Task objective>
Write out the whole listing again, exactly as given.

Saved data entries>
● ● ●

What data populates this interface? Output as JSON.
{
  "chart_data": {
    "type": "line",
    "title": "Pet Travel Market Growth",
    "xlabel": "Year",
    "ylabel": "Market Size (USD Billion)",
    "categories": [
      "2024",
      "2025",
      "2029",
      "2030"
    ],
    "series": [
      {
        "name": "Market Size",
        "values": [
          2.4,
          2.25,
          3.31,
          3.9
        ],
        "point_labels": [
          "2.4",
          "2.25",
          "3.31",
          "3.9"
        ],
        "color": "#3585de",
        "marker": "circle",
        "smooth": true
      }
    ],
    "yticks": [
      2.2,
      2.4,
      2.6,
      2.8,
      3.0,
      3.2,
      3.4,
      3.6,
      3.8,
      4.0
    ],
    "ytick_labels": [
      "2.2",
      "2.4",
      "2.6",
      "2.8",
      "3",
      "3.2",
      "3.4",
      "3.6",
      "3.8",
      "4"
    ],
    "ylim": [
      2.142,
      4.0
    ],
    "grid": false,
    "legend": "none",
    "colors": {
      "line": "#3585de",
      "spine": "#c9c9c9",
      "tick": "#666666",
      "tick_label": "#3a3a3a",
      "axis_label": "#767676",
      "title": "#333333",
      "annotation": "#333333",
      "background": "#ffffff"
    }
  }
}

● ● ●

Solution>
What data populates this interface? Output as JSON.
{
  "chart_data": {
    "type": "line",
    "title": "Pet Travel Market Growth",
    "xlabel": "Year",
    "ylabel": "Market Size (USD Billion)",
    "categories": [
      "2024",
      "2025",
      "2029",
      "2030"
    ],
    "series": [
      {
        "name": "Market Size",
        "values": [
          2.4,
          2.25,
          3.31,
          3.9
        ],
        "point_labels": [
          "2.4",
          "2.25",
          "3.31",
          "3.9"
        ],
        "color": "#3585de",
        "marker": "circle",
        "smooth": true
      }
    ],
    "yticks": [
      2.2,
      2.4,
      2.6,
      2.8,
      3.0,
      3.2,
      3.4,
      3.6,
      3.8,
      4.0
    ],
    "ytick_labels": [
      "2.2",
      "2.4",
      "2.6",
      "2.8",
      "3",
      "3.2",
      "3.4",
      "3.6",
      "3.8",
      "4"
    ],
    "ylim": [
      2.142,
      4.0
    ],
    "grid": false,
    "legend": "none",
    "colors": {
      "line": "#3585de",
      "spine": "#c9c9c9",
      "tick": "#666666",
      "tick_label": "#3a3a3a",
      "axis_label": "#767676",
      "title": "#333333",
      "annotation": "#333333",
      "background": "#ffffff"
    }
  }
}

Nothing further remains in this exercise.